# Required work
Copy each line in which the string "level" occurs.
+++
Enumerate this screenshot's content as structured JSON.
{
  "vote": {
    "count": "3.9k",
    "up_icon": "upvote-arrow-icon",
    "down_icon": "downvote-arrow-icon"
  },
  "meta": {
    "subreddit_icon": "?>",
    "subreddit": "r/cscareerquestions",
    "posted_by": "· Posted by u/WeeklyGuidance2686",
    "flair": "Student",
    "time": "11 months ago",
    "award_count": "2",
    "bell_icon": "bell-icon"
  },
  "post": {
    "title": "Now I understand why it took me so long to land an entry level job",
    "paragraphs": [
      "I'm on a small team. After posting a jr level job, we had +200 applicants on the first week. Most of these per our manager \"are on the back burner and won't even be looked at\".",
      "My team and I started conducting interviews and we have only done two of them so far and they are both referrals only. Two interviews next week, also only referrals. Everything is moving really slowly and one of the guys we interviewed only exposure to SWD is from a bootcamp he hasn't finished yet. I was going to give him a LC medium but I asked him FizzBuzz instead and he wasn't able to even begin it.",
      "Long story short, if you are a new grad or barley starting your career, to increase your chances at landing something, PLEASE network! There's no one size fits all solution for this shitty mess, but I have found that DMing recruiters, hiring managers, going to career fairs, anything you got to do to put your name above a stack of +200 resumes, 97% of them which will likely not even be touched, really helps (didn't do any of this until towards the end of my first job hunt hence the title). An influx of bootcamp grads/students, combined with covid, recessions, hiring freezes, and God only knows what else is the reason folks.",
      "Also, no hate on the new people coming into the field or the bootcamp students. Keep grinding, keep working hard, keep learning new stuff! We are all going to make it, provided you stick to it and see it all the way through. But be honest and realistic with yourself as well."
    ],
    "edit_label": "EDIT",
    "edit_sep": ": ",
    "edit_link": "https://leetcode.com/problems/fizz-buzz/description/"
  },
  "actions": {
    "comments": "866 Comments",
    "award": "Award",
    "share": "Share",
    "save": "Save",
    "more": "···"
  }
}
+++
# Written answer
    "title": "Now I understand why it took me so long to land an entry level job",
      "I'm on a small team. After posting a jr level job, we had +200 applicants on the first week. Most of these per our manager \"are on the back burner and won't even be looked at\".",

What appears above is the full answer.